** start Data provided **

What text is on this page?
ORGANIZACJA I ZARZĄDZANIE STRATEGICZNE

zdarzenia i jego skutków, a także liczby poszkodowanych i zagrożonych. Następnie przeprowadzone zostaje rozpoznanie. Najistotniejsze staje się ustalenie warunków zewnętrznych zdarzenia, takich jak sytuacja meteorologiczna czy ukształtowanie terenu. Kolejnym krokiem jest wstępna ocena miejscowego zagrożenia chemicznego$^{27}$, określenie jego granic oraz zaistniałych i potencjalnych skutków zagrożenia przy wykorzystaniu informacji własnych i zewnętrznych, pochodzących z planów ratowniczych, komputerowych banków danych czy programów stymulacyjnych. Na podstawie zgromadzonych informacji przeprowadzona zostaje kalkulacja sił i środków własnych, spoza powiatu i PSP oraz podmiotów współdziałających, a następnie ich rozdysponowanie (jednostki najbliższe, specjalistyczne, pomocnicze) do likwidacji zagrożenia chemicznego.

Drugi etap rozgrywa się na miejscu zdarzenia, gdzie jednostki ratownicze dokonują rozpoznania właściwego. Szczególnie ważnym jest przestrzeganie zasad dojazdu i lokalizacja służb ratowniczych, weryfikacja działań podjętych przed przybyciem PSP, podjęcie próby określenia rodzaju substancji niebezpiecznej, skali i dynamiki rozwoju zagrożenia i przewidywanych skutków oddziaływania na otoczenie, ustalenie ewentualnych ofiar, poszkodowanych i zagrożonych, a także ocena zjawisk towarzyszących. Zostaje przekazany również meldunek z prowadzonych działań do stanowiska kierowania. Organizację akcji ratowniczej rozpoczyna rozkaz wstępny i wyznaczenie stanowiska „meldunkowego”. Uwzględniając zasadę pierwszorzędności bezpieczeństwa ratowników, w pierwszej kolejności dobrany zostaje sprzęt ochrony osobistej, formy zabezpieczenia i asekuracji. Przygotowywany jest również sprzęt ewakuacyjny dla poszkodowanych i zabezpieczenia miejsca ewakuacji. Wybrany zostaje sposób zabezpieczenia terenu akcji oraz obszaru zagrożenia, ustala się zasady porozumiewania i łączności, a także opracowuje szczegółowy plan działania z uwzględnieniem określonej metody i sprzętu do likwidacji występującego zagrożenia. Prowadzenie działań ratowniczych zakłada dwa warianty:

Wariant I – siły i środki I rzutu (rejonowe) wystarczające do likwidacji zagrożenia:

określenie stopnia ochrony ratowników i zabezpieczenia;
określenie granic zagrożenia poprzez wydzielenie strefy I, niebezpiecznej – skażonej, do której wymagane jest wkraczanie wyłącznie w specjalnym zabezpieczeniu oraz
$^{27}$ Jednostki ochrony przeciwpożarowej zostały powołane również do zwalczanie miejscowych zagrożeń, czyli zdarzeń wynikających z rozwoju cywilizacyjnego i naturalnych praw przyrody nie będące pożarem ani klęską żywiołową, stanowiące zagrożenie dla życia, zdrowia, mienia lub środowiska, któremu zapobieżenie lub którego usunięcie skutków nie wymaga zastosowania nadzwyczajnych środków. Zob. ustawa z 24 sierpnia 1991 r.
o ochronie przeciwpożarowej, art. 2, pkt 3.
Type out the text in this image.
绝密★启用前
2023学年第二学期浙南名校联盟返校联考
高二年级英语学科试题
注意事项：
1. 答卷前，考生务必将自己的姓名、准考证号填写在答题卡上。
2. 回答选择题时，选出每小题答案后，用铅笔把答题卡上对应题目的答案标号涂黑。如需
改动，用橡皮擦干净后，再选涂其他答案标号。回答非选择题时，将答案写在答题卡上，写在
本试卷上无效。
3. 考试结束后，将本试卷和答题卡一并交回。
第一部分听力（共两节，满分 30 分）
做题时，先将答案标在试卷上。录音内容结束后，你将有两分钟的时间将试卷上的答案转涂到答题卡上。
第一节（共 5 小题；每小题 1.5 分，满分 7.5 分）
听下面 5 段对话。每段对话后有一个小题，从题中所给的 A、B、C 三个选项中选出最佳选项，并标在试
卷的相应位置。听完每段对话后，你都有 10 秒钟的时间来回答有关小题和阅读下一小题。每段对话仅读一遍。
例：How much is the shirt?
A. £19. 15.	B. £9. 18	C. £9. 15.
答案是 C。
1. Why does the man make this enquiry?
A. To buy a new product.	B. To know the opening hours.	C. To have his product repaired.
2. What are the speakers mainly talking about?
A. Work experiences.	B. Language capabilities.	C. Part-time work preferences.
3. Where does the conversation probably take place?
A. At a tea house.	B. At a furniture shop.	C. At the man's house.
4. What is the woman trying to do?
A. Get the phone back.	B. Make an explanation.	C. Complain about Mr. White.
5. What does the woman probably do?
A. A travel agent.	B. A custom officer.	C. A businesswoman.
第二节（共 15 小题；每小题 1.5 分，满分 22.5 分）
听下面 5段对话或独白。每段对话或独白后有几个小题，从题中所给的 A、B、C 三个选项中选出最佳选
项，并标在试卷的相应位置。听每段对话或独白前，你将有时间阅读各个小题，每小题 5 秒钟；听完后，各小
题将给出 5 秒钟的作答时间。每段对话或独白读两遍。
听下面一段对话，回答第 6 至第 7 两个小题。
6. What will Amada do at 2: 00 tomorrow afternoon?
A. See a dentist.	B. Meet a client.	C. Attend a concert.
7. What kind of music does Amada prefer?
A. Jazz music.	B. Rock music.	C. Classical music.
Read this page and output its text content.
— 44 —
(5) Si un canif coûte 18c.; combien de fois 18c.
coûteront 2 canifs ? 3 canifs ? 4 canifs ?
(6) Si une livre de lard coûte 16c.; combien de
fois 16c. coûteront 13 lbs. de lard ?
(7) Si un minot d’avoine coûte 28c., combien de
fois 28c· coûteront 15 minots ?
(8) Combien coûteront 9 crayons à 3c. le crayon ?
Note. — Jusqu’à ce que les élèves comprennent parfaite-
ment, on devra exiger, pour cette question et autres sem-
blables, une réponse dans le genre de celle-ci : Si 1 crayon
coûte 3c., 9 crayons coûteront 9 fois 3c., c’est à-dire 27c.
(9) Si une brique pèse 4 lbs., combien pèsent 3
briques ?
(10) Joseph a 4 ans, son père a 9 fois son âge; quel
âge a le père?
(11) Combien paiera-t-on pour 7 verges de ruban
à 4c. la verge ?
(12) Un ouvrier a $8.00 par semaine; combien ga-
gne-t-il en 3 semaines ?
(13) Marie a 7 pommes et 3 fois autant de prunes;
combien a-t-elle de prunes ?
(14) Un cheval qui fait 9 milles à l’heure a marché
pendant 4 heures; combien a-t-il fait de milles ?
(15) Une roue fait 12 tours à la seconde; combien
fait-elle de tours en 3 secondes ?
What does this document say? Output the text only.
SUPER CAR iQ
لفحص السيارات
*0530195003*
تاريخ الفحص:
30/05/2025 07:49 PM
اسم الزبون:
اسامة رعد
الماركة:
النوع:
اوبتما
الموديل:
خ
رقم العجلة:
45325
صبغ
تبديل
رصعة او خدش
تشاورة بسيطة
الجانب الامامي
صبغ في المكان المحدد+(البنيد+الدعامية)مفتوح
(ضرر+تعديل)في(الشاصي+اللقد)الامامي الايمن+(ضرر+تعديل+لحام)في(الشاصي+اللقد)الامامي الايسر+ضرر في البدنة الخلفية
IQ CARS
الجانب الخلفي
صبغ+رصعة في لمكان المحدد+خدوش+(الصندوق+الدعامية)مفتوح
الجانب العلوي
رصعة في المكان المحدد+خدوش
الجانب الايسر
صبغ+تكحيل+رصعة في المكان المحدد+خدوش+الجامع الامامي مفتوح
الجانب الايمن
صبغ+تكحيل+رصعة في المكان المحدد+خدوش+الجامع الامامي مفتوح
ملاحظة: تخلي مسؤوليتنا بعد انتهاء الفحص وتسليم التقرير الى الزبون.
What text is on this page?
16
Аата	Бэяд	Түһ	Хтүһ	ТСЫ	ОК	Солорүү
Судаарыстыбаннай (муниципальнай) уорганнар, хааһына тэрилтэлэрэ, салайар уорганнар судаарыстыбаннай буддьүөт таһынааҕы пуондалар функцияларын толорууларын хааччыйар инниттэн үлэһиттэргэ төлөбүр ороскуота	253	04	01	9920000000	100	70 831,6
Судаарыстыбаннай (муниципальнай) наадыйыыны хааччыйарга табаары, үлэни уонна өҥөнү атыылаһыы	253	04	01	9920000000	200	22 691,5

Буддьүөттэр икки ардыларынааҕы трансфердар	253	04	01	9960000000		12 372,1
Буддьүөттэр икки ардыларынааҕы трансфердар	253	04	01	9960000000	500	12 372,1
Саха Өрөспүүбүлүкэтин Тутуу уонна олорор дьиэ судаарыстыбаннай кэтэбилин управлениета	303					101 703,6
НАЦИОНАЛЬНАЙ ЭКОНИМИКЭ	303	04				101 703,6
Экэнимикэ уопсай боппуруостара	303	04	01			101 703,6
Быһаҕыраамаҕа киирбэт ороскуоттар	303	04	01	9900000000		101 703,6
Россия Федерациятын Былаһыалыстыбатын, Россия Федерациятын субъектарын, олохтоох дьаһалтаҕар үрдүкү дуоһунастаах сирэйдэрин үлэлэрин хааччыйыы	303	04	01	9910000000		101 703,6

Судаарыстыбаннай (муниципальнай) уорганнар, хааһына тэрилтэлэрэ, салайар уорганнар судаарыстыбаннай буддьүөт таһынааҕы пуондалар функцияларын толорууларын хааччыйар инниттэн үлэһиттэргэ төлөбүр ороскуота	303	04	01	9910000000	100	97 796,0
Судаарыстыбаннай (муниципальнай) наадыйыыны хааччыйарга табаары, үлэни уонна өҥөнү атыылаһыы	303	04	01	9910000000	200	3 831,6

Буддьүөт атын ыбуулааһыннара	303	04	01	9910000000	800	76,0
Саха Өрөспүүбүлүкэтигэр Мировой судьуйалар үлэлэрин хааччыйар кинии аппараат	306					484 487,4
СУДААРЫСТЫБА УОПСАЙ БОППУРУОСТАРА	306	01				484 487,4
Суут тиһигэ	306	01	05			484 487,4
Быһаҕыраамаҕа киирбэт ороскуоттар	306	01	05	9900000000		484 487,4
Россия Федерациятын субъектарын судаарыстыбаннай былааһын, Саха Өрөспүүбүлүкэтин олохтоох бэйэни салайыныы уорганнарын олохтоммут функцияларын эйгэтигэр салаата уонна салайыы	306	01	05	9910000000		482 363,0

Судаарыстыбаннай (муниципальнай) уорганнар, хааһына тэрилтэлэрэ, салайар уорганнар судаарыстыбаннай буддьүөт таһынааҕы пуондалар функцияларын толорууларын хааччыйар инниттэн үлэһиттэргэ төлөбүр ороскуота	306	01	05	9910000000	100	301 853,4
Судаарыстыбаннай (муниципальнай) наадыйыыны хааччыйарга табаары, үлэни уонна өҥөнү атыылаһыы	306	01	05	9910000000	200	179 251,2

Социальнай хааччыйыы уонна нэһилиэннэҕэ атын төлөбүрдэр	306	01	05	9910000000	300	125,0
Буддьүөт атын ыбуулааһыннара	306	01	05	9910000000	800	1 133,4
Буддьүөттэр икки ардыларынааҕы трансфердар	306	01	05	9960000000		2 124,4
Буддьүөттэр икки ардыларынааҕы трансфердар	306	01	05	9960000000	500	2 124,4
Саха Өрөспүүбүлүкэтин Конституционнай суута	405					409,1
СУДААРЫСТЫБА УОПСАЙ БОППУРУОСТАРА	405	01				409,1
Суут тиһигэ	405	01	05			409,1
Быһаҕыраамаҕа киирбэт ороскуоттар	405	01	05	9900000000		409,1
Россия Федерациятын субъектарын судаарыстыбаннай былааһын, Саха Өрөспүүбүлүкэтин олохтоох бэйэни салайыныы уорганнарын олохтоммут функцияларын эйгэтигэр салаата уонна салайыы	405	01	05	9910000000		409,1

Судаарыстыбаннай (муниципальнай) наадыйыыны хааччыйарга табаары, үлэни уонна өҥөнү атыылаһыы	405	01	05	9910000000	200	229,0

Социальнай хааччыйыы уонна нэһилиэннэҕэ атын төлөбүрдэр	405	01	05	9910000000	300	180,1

** end Data provided **

__Short task__
In the records above, find each line with the word "What" and copy it.

__Exercise response__
What text is on this page?
2. What are the speakers mainly talking about?
4. What is the woman trying to do?
5. What does the woman probably do?
6. What will Amada do at 2: 00 tomorrow afternoon?
7. What kind of music does Amada prefer?
What does this document say? Output the text only.
What text is on this page?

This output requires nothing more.